(begin)
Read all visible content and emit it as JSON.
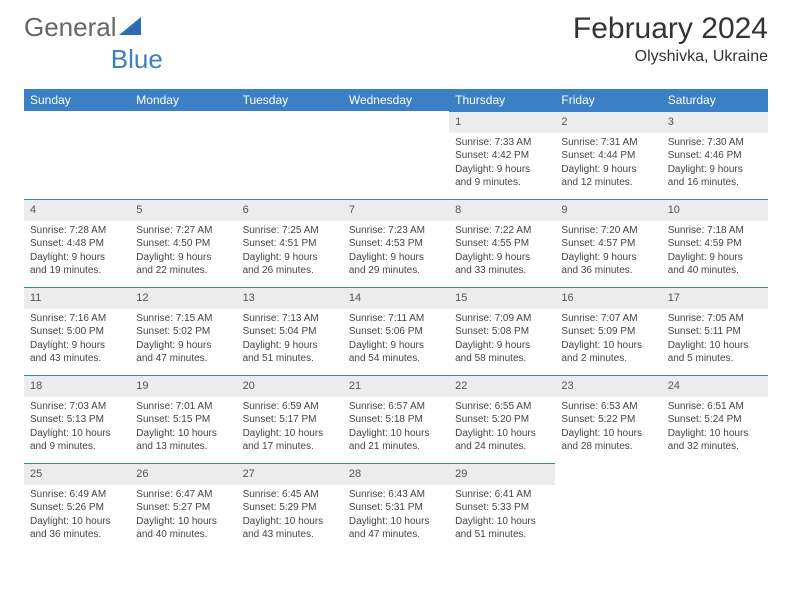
{
  "brand": {
    "part1": "General",
    "part2": "Blue"
  },
  "title": "February 2024",
  "location": "Olyshivka, Ukraine",
  "colors": {
    "header_bg": "#3b7fc4",
    "header_text": "#ffffff",
    "daynum_bg": "#ececec",
    "border": "#3b7fc4",
    "body_text": "#444444"
  },
  "weekdays": [
    "Sunday",
    "Monday",
    "Tuesday",
    "Wednesday",
    "Thursday",
    "Friday",
    "Saturday"
  ],
  "weeks": [
    [
      null,
      null,
      null,
      null,
      {
        "n": "1",
        "sr": "7:33 AM",
        "ss": "4:42 PM",
        "dl": "9 hours and 9 minutes."
      },
      {
        "n": "2",
        "sr": "7:31 AM",
        "ss": "4:44 PM",
        "dl": "9 hours and 12 minutes."
      },
      {
        "n": "3",
        "sr": "7:30 AM",
        "ss": "4:46 PM",
        "dl": "9 hours and 16 minutes."
      }
    ],
    [
      {
        "n": "4",
        "sr": "7:28 AM",
        "ss": "4:48 PM",
        "dl": "9 hours and 19 minutes."
      },
      {
        "n": "5",
        "sr": "7:27 AM",
        "ss": "4:50 PM",
        "dl": "9 hours and 22 minutes."
      },
      {
        "n": "6",
        "sr": "7:25 AM",
        "ss": "4:51 PM",
        "dl": "9 hours and 26 minutes."
      },
      {
        "n": "7",
        "sr": "7:23 AM",
        "ss": "4:53 PM",
        "dl": "9 hours and 29 minutes."
      },
      {
        "n": "8",
        "sr": "7:22 AM",
        "ss": "4:55 PM",
        "dl": "9 hours and 33 minutes."
      },
      {
        "n": "9",
        "sr": "7:20 AM",
        "ss": "4:57 PM",
        "dl": "9 hours and 36 minutes."
      },
      {
        "n": "10",
        "sr": "7:18 AM",
        "ss": "4:59 PM",
        "dl": "9 hours and 40 minutes."
      }
    ],
    [
      {
        "n": "11",
        "sr": "7:16 AM",
        "ss": "5:00 PM",
        "dl": "9 hours and 43 minutes."
      },
      {
        "n": "12",
        "sr": "7:15 AM",
        "ss": "5:02 PM",
        "dl": "9 hours and 47 minutes."
      },
      {
        "n": "13",
        "sr": "7:13 AM",
        "ss": "5:04 PM",
        "dl": "9 hours and 51 minutes."
      },
      {
        "n": "14",
        "sr": "7:11 AM",
        "ss": "5:06 PM",
        "dl": "9 hours and 54 minutes."
      },
      {
        "n": "15",
        "sr": "7:09 AM",
        "ss": "5:08 PM",
        "dl": "9 hours and 58 minutes."
      },
      {
        "n": "16",
        "sr": "7:07 AM",
        "ss": "5:09 PM",
        "dl": "10 hours and 2 minutes."
      },
      {
        "n": "17",
        "sr": "7:05 AM",
        "ss": "5:11 PM",
        "dl": "10 hours and 5 minutes."
      }
    ],
    [
      {
        "n": "18",
        "sr": "7:03 AM",
        "ss": "5:13 PM",
        "dl": "10 hours and 9 minutes."
      },
      {
        "n": "19",
        "sr": "7:01 AM",
        "ss": "5:15 PM",
        "dl": "10 hours and 13 minutes."
      },
      {
        "n": "20",
        "sr": "6:59 AM",
        "ss": "5:17 PM",
        "dl": "10 hours and 17 minutes."
      },
      {
        "n": "21",
        "sr": "6:57 AM",
        "ss": "5:18 PM",
        "dl": "10 hours and 21 minutes."
      },
      {
        "n": "22",
        "sr": "6:55 AM",
        "ss": "5:20 PM",
        "dl": "10 hours and 24 minutes."
      },
      {
        "n": "23",
        "sr": "6:53 AM",
        "ss": "5:22 PM",
        "dl": "10 hours and 28 minutes."
      },
      {
        "n": "24",
        "sr": "6:51 AM",
        "ss": "5:24 PM",
        "dl": "10 hours and 32 minutes."
      }
    ],
    [
      {
        "n": "25",
        "sr": "6:49 AM",
        "ss": "5:26 PM",
        "dl": "10 hours and 36 minutes."
      },
      {
        "n": "26",
        "sr": "6:47 AM",
        "ss": "5:27 PM",
        "dl": "10 hours and 40 minutes."
      },
      {
        "n": "27",
        "sr": "6:45 AM",
        "ss": "5:29 PM",
        "dl": "10 hours and 43 minutes."
      },
      {
        "n": "28",
        "sr": "6:43 AM",
        "ss": "5:31 PM",
        "dl": "10 hours and 47 minutes."
      },
      {
        "n": "29",
        "sr": "6:41 AM",
        "ss": "5:33 PM",
        "dl": "10 hours and 51 minutes."
      },
      null,
      null
    ]
  ],
  "labels": {
    "sunrise": "Sunrise:",
    "sunset": "Sunset:",
    "daylight": "Daylight:"
  }
}
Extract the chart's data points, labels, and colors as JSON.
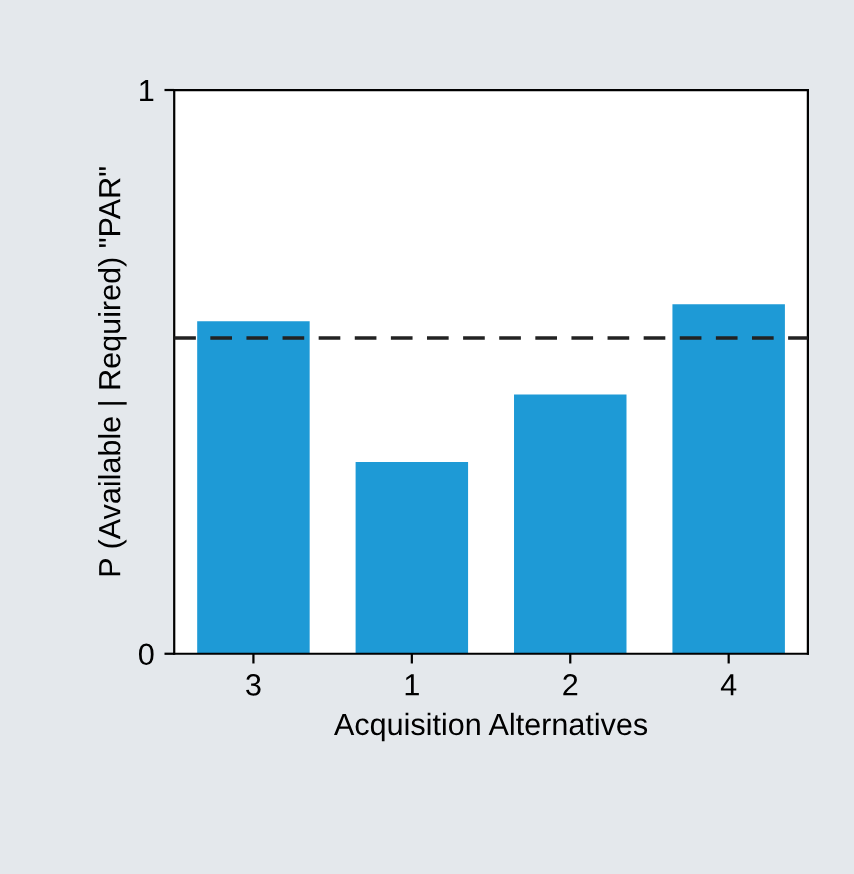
{
  "chart_data": {
    "type": "bar",
    "xlabel": "Acquisition Alternatives",
    "ylabel": "P (Available | Required) \"PAR\"",
    "categories": [
      "3",
      "1",
      "2",
      "4"
    ],
    "values": [
      0.59,
      0.34,
      0.46,
      0.62
    ],
    "color": "#1e9ad6",
    "ylim": [
      0,
      1
    ],
    "yticks": [
      0,
      1
    ],
    "grid": false,
    "legend": false,
    "ref_lines": [
      {
        "axis": "y",
        "value": 0.56,
        "label": null,
        "color": "#222222",
        "line_style": "dashed"
      }
    ]
  }
}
(end)
* TASK REQUIREMENTS
Drop the pictures, then write out only the lines running from the one containing "Extract the chart's" through the last line above, both included, exactly.

* SOLUTION TO THIS EXERCISE
Extract the chart's data points, labels, and colors as JSON.
{
  "chart_data": {
    "type": "bar",
    "xlabel": "Acquisition Alternatives",
    "ylabel": "P (Available | Required) \"PAR\"",
    "categories": [
      "3",
      "1",
      "2",
      "4"
    ],
    "values": [
      0.59,
      0.34,
      0.46,
      0.62
    ],
    "color": "#1e9ad6",
    "ylim": [
      0,
      1
    ],
    "yticks": [
      0,
      1
    ],
    "grid": false,
    "legend": false,
    "ref_lines": [
      {
        "axis": "y",
        "value": 0.56,
        "label": null,
        "color": "#222222",
        "line_style": "dashed"
      }
    ]
  }
}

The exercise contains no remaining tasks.